> _Given problem A_: List every company or service provider named in the web hosting comments below.
> _Given problem B_: Extend the web hosting comments below with a few sentences that pick up where they stop.

-- Start Supplied passage --

DreamHost do have a million sites so you can get in trouble if your load goes up, but then it’s just a matter of ensuring you have the right service with them. They are also the only ones who blog about their problems. I like the openness as it’s a big indication of where the management is at.
I agree too that one should never use the same company for hosting and DNS.
I also use a virtual credit card number so neither can charge my credit card repeatedly.
I understand GoDaddy can sell your DNS without your approval if you use their “anonymous” service.. as they are listed as the owner… Is this true??? I’d stay away from them for a multitude of other reasons anyways.
I have also heard bad reports of Mail dot com forcing upgrades once you become a regular user of their system…. ouch. Scams everywhere….
Most cell phone numbers work as an email address, for small messages. For example, my provider is Verizon, so if you send an email to ##########@vtext.com (insert my cell number) then I get a vibration in my pants pocket. Hooray for me.

-- End Supplied passage --
-- Start Collected data --

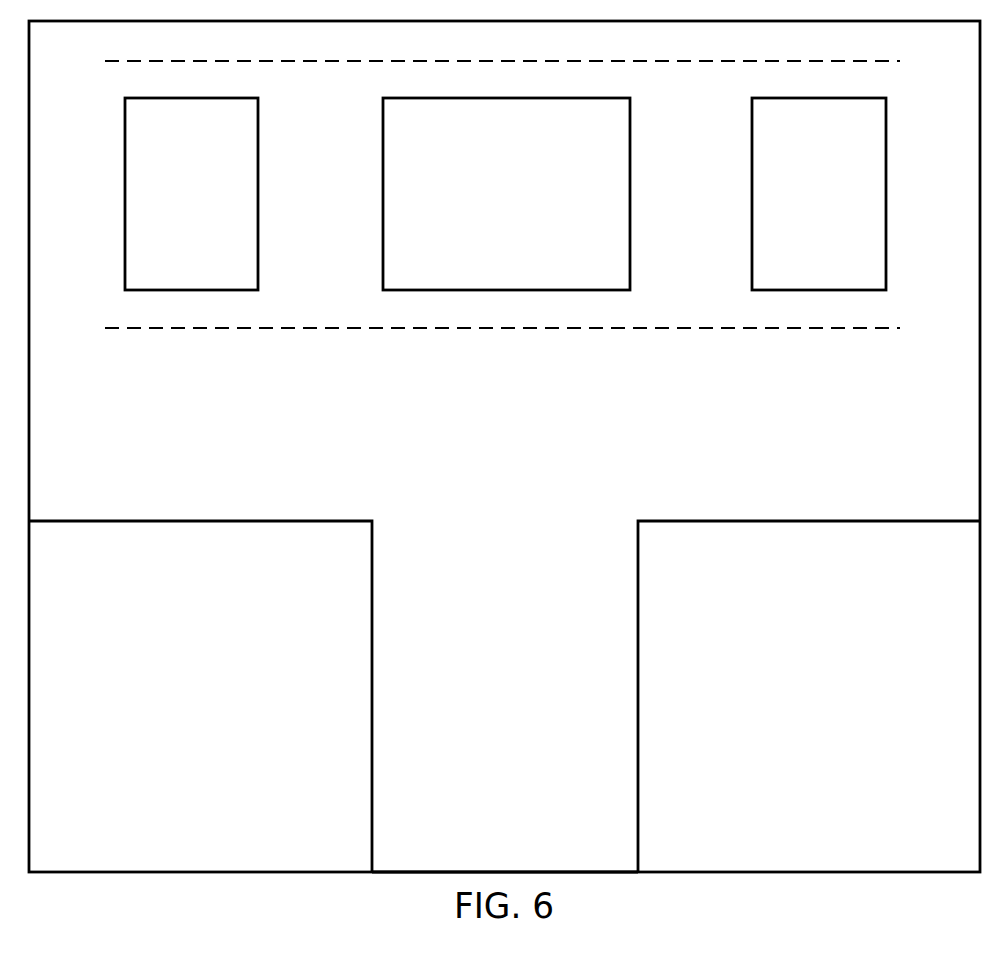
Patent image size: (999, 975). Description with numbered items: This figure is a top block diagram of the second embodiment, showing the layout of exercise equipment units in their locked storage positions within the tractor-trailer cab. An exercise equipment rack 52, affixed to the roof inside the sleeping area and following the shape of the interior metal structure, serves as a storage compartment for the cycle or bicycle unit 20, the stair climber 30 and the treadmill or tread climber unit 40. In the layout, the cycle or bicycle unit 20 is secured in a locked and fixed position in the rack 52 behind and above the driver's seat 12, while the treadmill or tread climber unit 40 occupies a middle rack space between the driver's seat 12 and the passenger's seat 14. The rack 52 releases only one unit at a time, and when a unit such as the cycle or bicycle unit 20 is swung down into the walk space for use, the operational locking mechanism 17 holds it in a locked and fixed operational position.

-- End Collected data --

> _Expected answer A_: DreamHost, GoDaddy, Mail dot com, Verizon

> _Expected answer B_:
You should figure out the email address for your own cell phone, and use that as a contact for your downtime-monitoring service. You may want to configure a little different so that you’ll get fewer messages.
I’ve noticed that when I send a text or multimedia message to a phone number, I don’t need to know the “domain” part of the phone number. I once sent the same message to my normal email address simultaneously with the “text” message to another phone using another carrier, which allowed me to see all the recipients in the email header I received. My phone automatically inserted the same domain for the phone number I was sending to as that used by my carrier and it worked. Since the number completely defines the destination, my theory is that all email messages to any cell phone number can use any cell carrier’s domain. Anyone care to comment on that unproven theory?
Ronc, what you are doing is not email, but SMS or MMS, which is exactly as you describe for cell phone to cell phone communication. It generally doesn’t work to a standard land phone line.
I have yet to see an email client that didn’t barf at phone number as an address, though I can imagine some smart phone email clients might redirect such addresses to SMS or MMS as appropriate.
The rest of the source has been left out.